# [GOAL]
Copy each line containing the word "Malla" from the records that follow, please.

# [DATASET ENTRIES]
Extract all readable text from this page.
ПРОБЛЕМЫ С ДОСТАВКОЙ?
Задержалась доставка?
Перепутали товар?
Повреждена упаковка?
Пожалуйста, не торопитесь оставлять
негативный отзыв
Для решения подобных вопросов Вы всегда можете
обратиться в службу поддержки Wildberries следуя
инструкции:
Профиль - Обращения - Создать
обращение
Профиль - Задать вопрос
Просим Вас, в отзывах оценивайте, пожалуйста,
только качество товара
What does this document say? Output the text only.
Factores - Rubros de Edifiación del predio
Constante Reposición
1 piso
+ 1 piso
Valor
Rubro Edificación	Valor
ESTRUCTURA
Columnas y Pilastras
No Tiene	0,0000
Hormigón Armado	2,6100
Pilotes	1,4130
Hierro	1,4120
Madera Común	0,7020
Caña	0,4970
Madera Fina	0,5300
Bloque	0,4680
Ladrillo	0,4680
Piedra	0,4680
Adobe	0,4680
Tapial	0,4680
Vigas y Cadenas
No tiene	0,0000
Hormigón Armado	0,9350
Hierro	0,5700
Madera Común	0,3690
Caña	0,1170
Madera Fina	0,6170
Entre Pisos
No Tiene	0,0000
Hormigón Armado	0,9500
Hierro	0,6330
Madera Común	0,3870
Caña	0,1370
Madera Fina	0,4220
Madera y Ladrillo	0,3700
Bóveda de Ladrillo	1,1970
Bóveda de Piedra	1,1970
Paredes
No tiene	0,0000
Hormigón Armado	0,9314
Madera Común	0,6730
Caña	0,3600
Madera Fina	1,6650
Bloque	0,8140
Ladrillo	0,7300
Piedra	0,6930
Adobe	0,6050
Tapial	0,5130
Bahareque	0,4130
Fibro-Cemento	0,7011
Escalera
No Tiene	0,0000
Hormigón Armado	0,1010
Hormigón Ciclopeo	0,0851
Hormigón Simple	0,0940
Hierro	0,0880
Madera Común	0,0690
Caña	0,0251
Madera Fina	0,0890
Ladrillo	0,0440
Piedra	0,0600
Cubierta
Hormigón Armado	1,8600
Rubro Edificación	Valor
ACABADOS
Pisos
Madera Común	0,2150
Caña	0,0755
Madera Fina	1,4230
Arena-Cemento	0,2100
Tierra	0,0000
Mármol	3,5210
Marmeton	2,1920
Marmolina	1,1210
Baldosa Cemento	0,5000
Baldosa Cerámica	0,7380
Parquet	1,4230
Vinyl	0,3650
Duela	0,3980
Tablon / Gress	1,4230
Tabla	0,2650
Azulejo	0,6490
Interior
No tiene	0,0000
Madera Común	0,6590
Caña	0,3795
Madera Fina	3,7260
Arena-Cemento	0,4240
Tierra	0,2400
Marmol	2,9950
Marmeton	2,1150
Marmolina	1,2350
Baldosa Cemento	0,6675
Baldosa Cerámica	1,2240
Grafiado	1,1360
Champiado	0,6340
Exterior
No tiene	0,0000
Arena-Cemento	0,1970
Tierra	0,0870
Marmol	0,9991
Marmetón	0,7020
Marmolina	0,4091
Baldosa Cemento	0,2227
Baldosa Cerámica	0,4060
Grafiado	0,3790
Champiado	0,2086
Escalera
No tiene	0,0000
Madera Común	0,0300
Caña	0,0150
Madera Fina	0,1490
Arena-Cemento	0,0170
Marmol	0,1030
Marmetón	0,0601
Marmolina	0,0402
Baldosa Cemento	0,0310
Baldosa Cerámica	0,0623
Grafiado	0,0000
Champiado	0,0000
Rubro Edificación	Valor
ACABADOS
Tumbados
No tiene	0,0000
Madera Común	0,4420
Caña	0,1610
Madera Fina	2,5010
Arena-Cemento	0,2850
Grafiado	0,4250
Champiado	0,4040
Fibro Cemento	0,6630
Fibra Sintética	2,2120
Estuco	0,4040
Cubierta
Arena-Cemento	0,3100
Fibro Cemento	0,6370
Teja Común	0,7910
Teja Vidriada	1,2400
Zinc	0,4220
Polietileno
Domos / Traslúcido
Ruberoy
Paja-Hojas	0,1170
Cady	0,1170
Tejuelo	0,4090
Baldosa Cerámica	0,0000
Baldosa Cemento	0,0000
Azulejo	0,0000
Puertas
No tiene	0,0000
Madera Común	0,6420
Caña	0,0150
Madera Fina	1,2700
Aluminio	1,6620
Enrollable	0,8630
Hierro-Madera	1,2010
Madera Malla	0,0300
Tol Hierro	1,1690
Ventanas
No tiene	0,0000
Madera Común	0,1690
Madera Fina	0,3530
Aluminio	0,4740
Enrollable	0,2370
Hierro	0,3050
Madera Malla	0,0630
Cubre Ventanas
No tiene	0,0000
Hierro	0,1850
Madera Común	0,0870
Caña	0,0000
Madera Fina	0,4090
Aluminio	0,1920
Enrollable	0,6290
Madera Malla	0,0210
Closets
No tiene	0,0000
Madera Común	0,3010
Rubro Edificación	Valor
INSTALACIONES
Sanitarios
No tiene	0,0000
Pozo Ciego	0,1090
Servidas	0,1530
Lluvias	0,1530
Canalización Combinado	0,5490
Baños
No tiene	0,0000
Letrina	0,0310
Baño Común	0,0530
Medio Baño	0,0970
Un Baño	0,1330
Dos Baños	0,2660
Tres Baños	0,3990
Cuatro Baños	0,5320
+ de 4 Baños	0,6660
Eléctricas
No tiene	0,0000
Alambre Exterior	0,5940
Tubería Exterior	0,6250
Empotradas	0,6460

* * *

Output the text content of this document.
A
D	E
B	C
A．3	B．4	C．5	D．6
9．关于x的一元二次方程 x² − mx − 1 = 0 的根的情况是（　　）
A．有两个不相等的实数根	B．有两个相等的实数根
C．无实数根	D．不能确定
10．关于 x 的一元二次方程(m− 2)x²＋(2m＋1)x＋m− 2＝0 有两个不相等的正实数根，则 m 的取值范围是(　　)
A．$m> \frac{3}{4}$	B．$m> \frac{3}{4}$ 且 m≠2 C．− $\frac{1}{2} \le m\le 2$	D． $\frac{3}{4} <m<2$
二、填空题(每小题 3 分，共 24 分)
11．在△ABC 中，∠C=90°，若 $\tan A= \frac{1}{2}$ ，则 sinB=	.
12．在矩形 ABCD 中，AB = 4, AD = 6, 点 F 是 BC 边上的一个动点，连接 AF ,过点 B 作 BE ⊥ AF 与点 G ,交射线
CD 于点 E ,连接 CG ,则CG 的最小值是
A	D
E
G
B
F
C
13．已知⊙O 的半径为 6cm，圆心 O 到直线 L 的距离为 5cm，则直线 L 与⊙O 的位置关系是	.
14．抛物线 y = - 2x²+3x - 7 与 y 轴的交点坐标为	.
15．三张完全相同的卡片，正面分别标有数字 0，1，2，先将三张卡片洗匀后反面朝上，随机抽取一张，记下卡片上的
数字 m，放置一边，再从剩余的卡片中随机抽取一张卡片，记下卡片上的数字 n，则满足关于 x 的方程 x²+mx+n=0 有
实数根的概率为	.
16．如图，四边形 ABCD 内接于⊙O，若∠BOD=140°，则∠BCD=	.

# [RESULT OF THIS EXERCISE]
Madera Malla	0,0300
Madera Malla	0,0630
Madera Malla	0,0210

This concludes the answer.